Dr. David N. Elkins, in an article in Psychology Today, entitled “Spirituality: It’s What’s Missing in Mental Health,” shares his own faith journey. “During my first therapy session years ago, the therapist listened to me as no one had ever listened before. I told my story, the one I had rehearsed, but he heard the truth. Near the end of the session, he said gently, ‘You are spiritually hungry.’ I began to cry. Me, a grown 31-year-old man, deep inside, knew he was right.
“For the next two years, I was taught how to care for and feed my soul. The psychologist gave me the skills I needed to build a life of passion and depth. Today, as a clinical psychologist and university professor, I share this wisdom with clients and students because I believe that spirituality is essential to human happiness and mental health.
“Indeed, new evidence shows that religious and spiritual interventions can help when everything else has failed.” In essence what he is saying is that only by being plugged into the divine energy can we truly be happy.
St. Teresa of Calcutta once said, “We will be the happiest people in the world if we belong to God, if we place ourselves at God’s disposal, if we let God use us as he pleases. To be this happy, we must belong to Jesus fully without reservation. He alone is worthy of our love and total surrender. Once we really belong to the Lord, then God is free to use us, to do with us whatever he pleases.”
We can easily become addicted to many things in life. We can believe that something like the latest cell phone will make us happy. What often happens, we become slaves to our new phones and after a while, they control us instead of our using them approximately. When we have to answer our messages and phone calls immediately, then we are no longer free.
This is true of so many things in life. Alcohol is the No. 1 addiction in the U.S. An estimated 30 percent of Americans have suffered from an alcohol abuse in the past. That’s close to 100 million people. In 2010, nearly 18 million Americans were addicted to alcohol.

_Record set:_
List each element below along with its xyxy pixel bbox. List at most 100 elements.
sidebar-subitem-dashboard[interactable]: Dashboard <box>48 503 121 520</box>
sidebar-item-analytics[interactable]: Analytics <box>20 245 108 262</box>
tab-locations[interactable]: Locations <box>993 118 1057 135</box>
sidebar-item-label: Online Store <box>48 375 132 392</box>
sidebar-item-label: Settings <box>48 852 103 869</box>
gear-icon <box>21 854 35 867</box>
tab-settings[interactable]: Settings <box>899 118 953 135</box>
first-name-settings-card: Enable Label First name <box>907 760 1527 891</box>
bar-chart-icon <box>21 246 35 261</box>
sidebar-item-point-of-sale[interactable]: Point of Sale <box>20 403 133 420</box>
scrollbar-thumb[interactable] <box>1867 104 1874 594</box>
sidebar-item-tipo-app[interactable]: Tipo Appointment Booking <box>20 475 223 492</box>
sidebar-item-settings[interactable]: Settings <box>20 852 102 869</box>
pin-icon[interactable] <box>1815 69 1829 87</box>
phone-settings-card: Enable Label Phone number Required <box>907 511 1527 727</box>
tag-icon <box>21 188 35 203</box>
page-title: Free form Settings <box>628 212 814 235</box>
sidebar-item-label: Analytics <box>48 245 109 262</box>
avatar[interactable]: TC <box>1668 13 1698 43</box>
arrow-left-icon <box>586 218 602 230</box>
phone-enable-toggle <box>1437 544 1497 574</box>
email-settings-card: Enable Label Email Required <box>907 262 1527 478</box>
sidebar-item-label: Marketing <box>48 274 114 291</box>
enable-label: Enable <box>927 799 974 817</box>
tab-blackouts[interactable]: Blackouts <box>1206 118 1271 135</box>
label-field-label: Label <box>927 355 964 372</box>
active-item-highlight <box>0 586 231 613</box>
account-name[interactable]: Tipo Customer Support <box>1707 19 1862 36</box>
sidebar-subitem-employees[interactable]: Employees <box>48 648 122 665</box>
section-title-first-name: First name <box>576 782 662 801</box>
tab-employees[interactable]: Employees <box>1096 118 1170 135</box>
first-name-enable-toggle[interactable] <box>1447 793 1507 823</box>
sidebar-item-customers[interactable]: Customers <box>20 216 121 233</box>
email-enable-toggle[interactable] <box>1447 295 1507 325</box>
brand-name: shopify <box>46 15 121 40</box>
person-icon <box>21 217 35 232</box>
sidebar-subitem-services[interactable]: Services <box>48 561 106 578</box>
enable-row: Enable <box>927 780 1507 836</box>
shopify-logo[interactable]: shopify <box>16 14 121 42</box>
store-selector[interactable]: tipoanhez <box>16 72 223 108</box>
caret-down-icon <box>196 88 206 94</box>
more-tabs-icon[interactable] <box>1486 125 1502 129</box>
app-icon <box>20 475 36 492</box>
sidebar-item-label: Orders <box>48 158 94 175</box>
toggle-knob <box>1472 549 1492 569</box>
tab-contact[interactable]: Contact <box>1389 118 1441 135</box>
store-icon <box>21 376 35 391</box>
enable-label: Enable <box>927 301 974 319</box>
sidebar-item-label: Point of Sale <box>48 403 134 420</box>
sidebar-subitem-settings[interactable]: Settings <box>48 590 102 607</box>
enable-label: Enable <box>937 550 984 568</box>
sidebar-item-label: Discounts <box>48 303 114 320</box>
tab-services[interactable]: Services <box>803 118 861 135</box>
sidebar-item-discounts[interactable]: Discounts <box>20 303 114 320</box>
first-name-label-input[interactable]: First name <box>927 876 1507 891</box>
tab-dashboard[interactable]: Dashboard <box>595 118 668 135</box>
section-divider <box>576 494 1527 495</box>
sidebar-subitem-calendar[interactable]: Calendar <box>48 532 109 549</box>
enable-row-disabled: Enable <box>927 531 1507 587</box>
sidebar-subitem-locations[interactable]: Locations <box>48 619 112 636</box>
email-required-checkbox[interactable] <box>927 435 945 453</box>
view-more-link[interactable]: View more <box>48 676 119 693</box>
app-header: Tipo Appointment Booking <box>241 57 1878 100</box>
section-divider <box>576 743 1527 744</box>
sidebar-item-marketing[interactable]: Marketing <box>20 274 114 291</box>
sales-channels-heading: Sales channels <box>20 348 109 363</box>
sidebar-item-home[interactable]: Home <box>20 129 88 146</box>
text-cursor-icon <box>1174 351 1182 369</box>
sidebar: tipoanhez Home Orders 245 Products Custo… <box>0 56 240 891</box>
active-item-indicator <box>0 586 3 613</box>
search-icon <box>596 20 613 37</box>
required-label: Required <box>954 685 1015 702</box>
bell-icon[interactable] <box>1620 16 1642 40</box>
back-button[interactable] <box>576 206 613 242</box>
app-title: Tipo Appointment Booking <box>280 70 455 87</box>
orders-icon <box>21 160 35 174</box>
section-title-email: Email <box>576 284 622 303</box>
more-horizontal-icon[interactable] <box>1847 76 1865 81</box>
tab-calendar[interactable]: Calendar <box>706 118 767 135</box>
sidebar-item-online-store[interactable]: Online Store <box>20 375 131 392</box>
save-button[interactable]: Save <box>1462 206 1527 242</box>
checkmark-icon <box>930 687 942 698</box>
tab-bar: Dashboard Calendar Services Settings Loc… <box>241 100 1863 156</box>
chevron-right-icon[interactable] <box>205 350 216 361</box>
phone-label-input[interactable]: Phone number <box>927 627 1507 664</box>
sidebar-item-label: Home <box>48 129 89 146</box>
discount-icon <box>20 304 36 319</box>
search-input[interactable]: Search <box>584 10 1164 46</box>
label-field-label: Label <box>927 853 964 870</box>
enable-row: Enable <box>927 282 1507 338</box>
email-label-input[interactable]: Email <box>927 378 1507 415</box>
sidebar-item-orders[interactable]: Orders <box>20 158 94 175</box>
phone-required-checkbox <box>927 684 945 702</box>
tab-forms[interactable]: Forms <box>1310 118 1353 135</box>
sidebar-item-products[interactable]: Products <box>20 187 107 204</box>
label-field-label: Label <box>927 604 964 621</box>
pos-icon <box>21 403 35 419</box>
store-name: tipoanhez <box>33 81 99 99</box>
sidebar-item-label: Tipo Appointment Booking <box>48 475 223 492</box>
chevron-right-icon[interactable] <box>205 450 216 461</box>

_Activity list:_
a) According to the piece on spirituality and happiness, what is the No. 1 addiction in the U.S.?
b) Copy the piece on spirituality and happiness word for word, from "We can easily" to "no longer free.".
c) Carry the piece on spirituality and happiness forward, picking up right after its final sentence.

_Responses to the tasks:_
a) Alcohol is the No. 1 addiction in the U.S.

b)
We can easily become addicted to many things in life. We can believe that something like the latest cell phone will make us happy. What often happens, we become slaves to our new phones and after a while, they control us instead of our using them approximately. When we have to answer our messages and phone calls immediately, then we are no longer free.

c)
Because in our culture, alcohol is legal and consumed at almost every social gathering, alcohol addiction is complicated. If a person turns to alcohol as an answer to life’s problems or to feel good in the midst of a hectic world, that person has put alcohol in God’s place. We have all seen unnecessary deaths from abuse of alcohol. It effects the brain’s reward system causing intense craving in heavy drinkers.
We can be addicted to many types of drugs. For example, cocaine is still one of the worst addictions in America. Cocaine is one of the hardest addictions to quit. While it may not be as popular as it was in the 1980’s, around 1.5 million people continue to suffer from cocaine addiction in the US. Because cocaine boosts positive mood and energy, people using it can easily become addicted to its effects. When taken socially, it can make kicking the habit even harder.
Besides drugs and alcohol, many other types of addiction exist: gambling, hand washing, the internet, pornography, the need to be needed, money, overeating, codependent relationships, using religion as an escape from the real world, self harmful behaviors, sex, shopping, spending money to feel good, stealing, watching too much television, video games and overworking.
St. Augustine of Hippo (354–430), in his “Confessions,” realized all the addictions he was seeking never satisfied him. He finally found God and said, “You have made us for yourself, and our hearts are restless, until they can find rest in you.” May we can find that same happiness.